Work required
Drop the pictures, then extract the listing word for word.

Listed entries
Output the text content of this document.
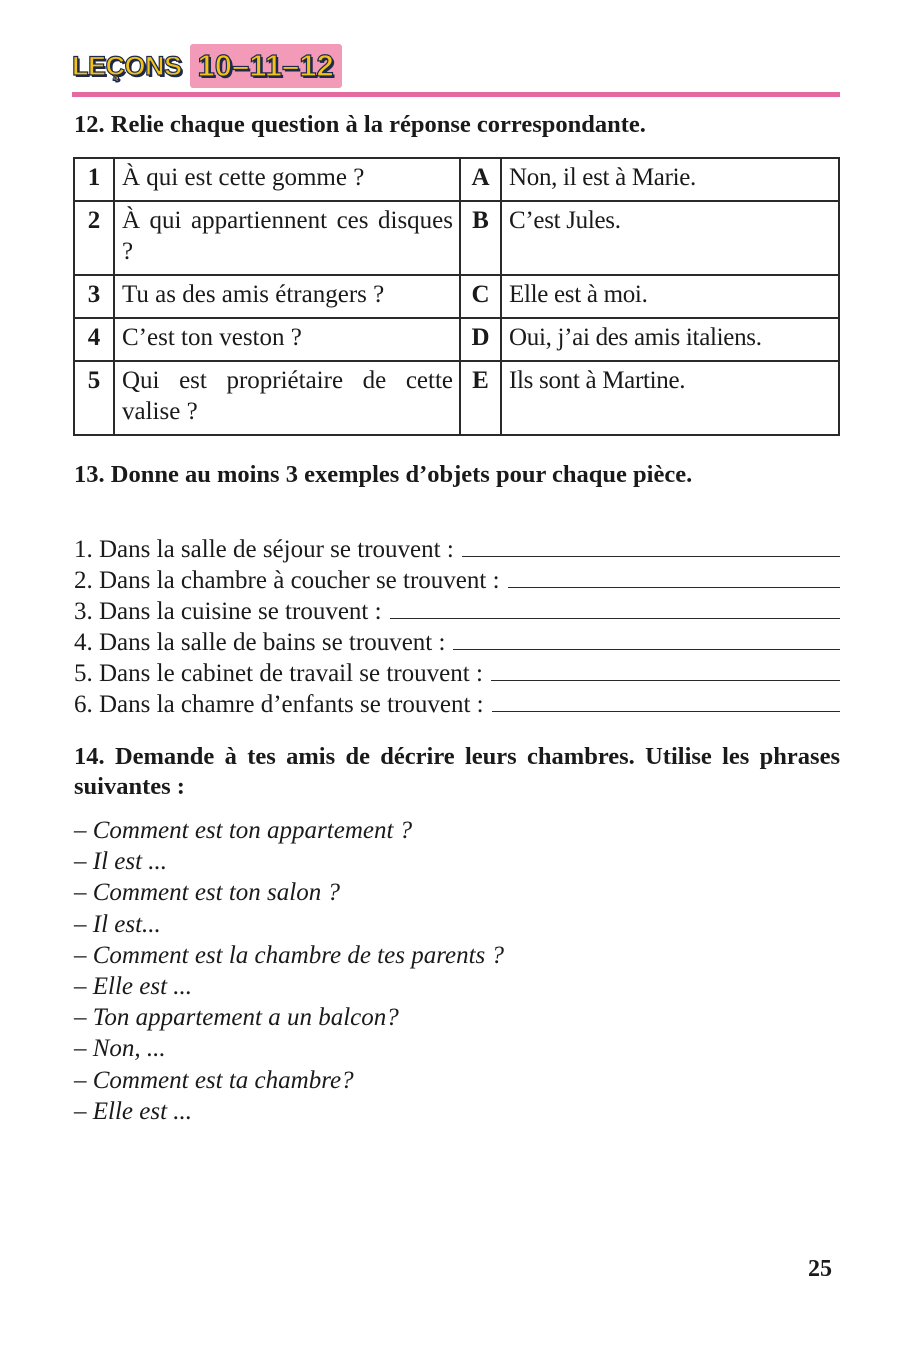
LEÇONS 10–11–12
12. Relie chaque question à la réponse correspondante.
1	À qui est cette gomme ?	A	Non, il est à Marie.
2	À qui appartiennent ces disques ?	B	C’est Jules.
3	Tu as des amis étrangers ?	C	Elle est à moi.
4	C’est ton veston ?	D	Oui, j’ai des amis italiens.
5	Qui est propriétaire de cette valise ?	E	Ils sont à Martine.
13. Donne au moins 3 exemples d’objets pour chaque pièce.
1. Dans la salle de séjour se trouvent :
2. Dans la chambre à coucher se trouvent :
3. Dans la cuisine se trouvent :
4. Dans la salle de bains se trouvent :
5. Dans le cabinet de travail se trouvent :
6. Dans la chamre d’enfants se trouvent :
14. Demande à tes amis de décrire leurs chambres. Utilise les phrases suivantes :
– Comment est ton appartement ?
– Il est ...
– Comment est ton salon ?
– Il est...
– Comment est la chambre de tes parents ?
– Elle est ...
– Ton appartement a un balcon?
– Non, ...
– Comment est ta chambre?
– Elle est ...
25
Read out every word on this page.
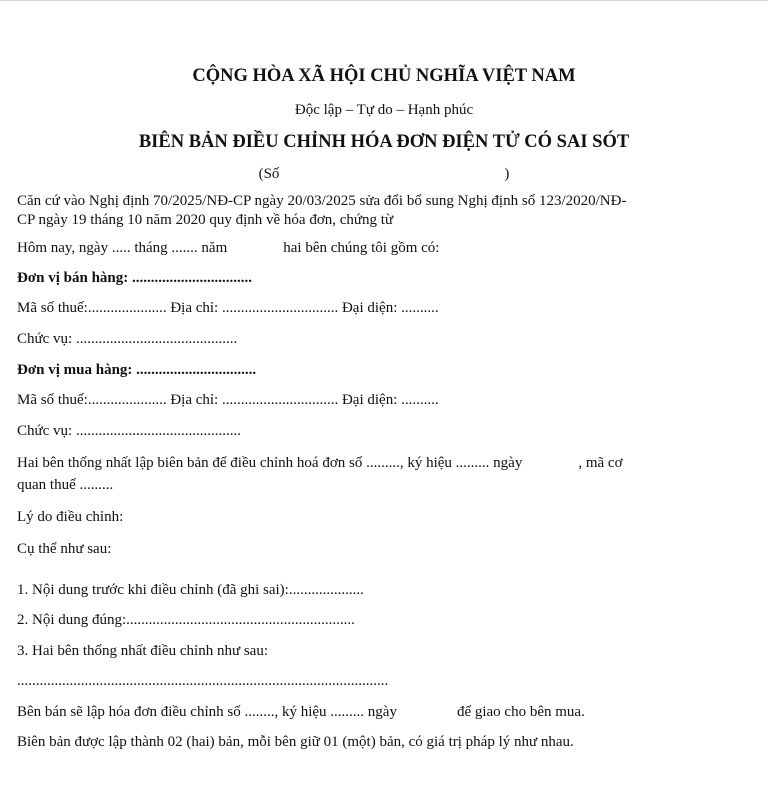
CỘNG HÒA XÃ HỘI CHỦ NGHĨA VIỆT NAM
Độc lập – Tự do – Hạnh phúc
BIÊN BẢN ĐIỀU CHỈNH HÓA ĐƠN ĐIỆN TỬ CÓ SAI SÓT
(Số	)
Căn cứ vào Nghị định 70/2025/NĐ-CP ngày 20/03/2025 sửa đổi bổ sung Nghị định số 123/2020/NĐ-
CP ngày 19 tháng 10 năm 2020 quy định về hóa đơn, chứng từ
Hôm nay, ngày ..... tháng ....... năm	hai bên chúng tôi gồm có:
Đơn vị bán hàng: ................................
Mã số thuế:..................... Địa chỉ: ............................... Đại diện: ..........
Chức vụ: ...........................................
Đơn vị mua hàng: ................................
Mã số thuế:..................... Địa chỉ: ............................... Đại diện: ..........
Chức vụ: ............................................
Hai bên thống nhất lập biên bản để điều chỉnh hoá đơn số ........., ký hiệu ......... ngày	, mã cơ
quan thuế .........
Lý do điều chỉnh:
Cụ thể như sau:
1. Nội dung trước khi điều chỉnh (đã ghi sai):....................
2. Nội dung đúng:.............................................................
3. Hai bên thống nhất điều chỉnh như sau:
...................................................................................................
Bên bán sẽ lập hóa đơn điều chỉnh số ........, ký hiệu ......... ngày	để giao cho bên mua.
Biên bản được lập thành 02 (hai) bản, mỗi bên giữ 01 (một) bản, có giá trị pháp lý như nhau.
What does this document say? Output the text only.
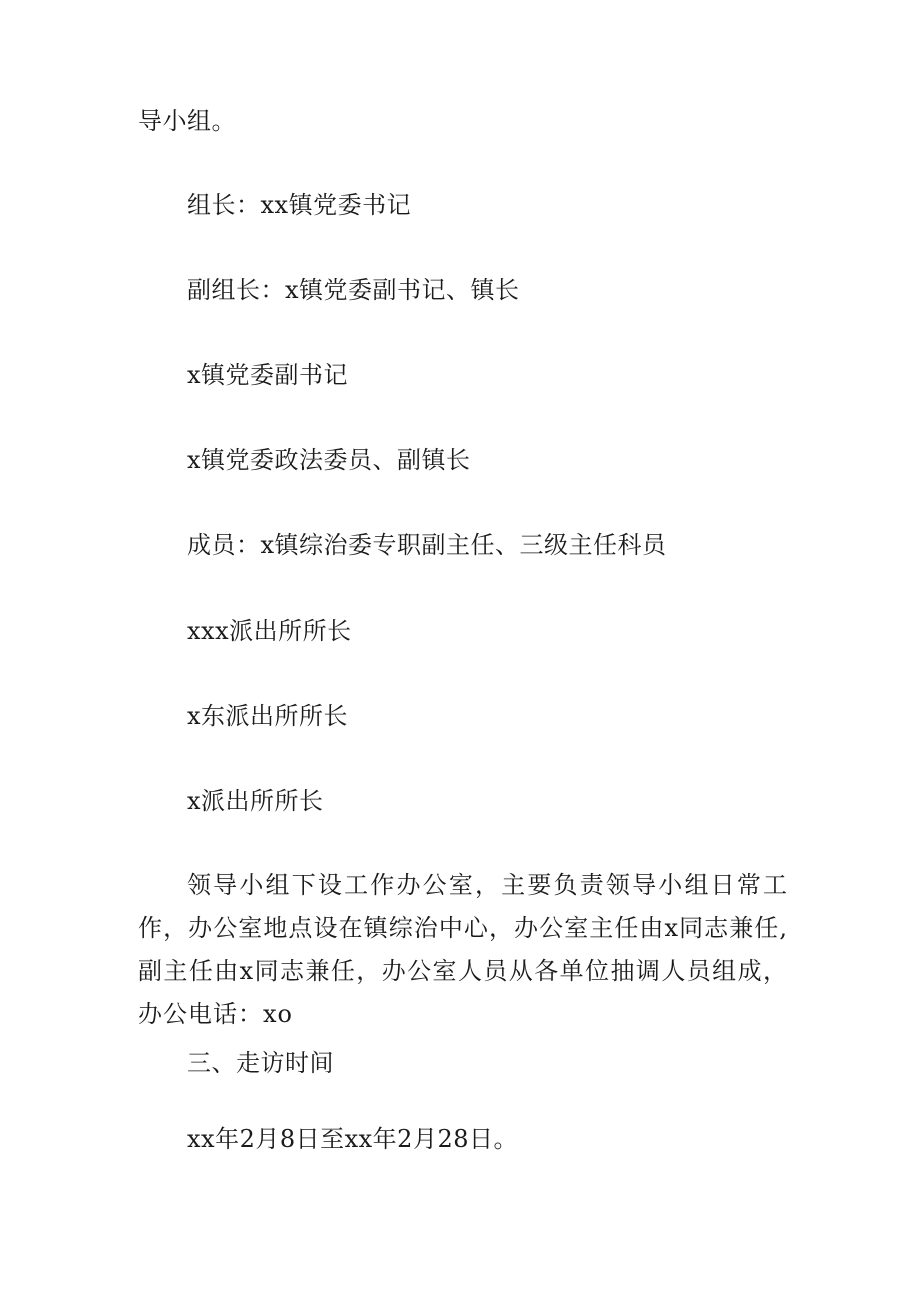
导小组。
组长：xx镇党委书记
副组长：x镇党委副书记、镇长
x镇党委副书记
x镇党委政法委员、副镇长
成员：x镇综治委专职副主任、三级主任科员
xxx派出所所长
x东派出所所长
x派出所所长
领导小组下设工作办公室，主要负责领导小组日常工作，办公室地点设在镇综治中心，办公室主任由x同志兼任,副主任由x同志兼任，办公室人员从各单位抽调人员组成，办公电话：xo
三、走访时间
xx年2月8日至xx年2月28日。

Written answer
Output the text content of this document.
LEÇONS 10–11–12
12. Relie chaque question à la réponse correspondante.
1	À qui est cette gomme ?	A	Non, il est à Marie.
2	À qui appartiennent ces disques ?	B	C’est Jules.
3	Tu as des amis étrangers ?	C	Elle est à moi.
4	C’est ton veston ?	D	Oui, j’ai des amis italiens.
5	Qui est propriétaire de cette valise ?	E	Ils sont à Martine.
13. Donne au moins 3 exemples d’objets pour chaque pièce.
1. Dans la salle de séjour se trouvent :
2. Dans la chambre à coucher se trouvent :
3. Dans la cuisine se trouvent :
4. Dans la salle de bains se trouvent :
5. Dans le cabinet de travail se trouvent :
6. Dans la chamre d’enfants se trouvent :
14. Demande à tes amis de décrire leurs chambres. Utilise les phrases suivantes :
– Comment est ton appartement ?
– Il est ...
– Comment est ton salon ?
– Il est...
– Comment est la chambre de tes parents ?
– Elle est ...
– Ton appartement a un balcon?
– Non, ...
– Comment est ta chambre?
– Elle est ...
25
Read out every word on this page.
CỘNG HÒA XÃ HỘI CHỦ NGHĨA VIỆT NAM
Độc lập – Tự do – Hạnh phúc
BIÊN BẢN ĐIỀU CHỈNH HÓA ĐƠN ĐIỆN TỬ CÓ SAI SÓT
(Số	)
Căn cứ vào Nghị định 70/2025/NĐ-CP ngày 20/03/2025 sửa đổi bổ sung Nghị định số 123/2020/NĐ-
CP ngày 19 tháng 10 năm 2020 quy định về hóa đơn, chứng từ
Hôm nay, ngày ..... tháng ....... năm	hai bên chúng tôi gồm có:
Đơn vị bán hàng: ................................
Mã số thuế:..................... Địa chỉ: ............................... Đại diện: ..........
Chức vụ: ...........................................
Đơn vị mua hàng: ................................
Mã số thuế:..................... Địa chỉ: ............................... Đại diện: ..........
Chức vụ: ............................................
Hai bên thống nhất lập biên bản để điều chỉnh hoá đơn số ........., ký hiệu ......... ngày	, mã cơ
quan thuế .........
Lý do điều chỉnh:
Cụ thể như sau:
1. Nội dung trước khi điều chỉnh (đã ghi sai):....................
2. Nội dung đúng:.............................................................
3. Hai bên thống nhất điều chỉnh như sau:
...................................................................................................
Bên bán sẽ lập hóa đơn điều chỉnh số ........, ký hiệu ......... ngày	để giao cho bên mua.
Biên bản được lập thành 02 (hai) bản, mỗi bên giữ 01 (một) bản, có giá trị pháp lý như nhau.
What does this document say? Output the text only.
导小组。
组长：xx镇党委书记
副组长：x镇党委副书记、镇长
x镇党委副书记
x镇党委政法委员、副镇长
成员：x镇综治委专职副主任、三级主任科员
xxx派出所所长
x东派出所所长
x派出所所长
领导小组下设工作办公室，主要负责领导小组日常工作，办公室地点设在镇综治中心，办公室主任由x同志兼任,副主任由x同志兼任，办公室人员从各单位抽调人员组成，办公电话：xo
三、走访时间
xx年2月8日至xx年2月28日。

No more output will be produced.